- Your goal -
Omit the pictures and output every entry below exactly as written.

^^^^^^^^

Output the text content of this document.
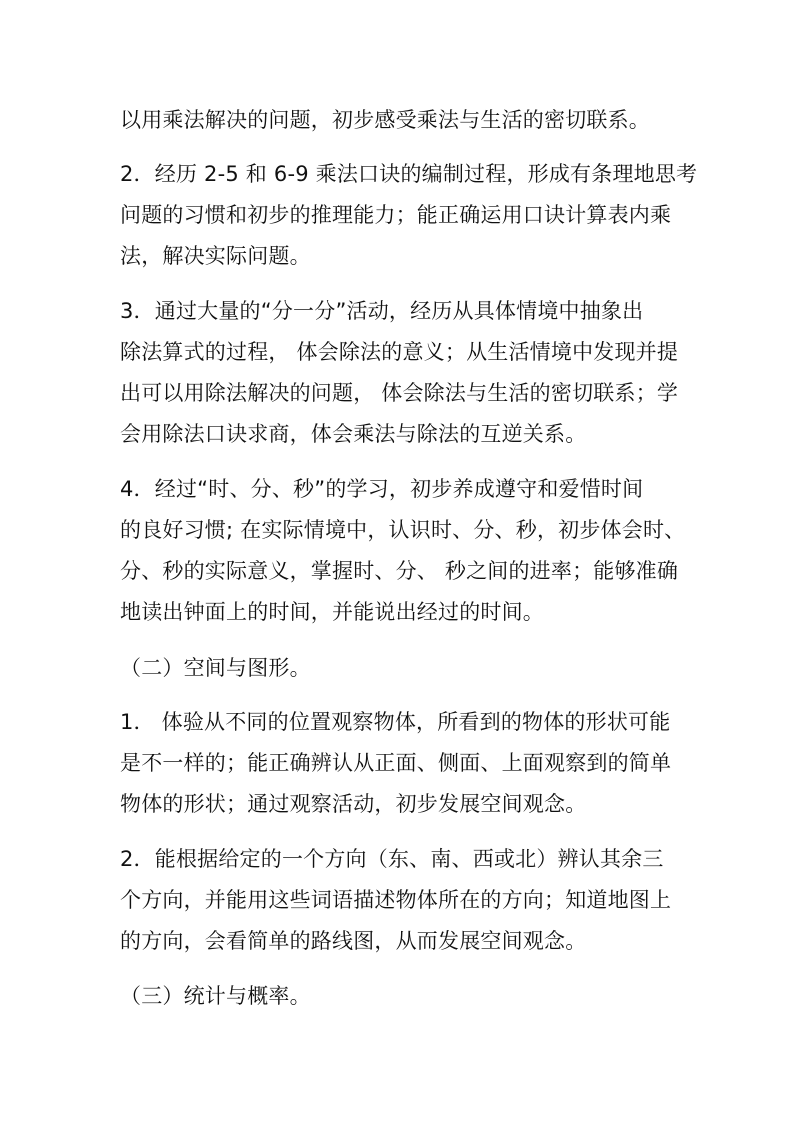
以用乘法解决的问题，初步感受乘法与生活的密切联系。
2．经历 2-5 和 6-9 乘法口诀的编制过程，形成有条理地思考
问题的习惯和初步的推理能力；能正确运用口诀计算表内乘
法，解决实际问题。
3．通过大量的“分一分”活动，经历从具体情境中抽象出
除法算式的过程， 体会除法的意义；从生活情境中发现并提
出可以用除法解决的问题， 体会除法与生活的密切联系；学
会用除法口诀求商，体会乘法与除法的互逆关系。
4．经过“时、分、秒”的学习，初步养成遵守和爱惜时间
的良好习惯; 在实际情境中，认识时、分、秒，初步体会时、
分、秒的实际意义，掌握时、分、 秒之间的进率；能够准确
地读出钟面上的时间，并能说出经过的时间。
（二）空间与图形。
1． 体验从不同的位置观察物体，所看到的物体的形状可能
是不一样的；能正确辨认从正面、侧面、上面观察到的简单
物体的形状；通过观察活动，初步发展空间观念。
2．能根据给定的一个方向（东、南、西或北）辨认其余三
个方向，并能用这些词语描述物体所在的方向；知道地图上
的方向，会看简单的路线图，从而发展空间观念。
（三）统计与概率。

^^^^^^^^

- Response -
Output the text content of this document.
以用乘法解决的问题，初步感受乘法与生活的密切联系。
2．经历 2-5 和 6-9 乘法口诀的编制过程，形成有条理地思考
问题的习惯和初步的推理能力；能正确运用口诀计算表内乘
法，解决实际问题。
3．通过大量的“分一分”活动，经历从具体情境中抽象出
除法算式的过程， 体会除法的意义；从生活情境中发现并提
出可以用除法解决的问题， 体会除法与生活的密切联系；学
会用除法口诀求商，体会乘法与除法的互逆关系。
4．经过“时、分、秒”的学习，初步养成遵守和爱惜时间
的良好习惯; 在实际情境中，认识时、分、秒，初步体会时、
分、秒的实际意义，掌握时、分、 秒之间的进率；能够准确
地读出钟面上的时间，并能说出经过的时间。
（二）空间与图形。
1． 体验从不同的位置观察物体，所看到的物体的形状可能
是不一样的；能正确辨认从正面、侧面、上面观察到的简单
物体的形状；通过观察活动，初步发展空间观念。
2．能根据给定的一个方向（东、南、西或北）辨认其余三
个方向，并能用这些词语描述物体所在的方向；知道地图上
的方向，会看简单的路线图，从而发展空间观念。
（三）统计与概率。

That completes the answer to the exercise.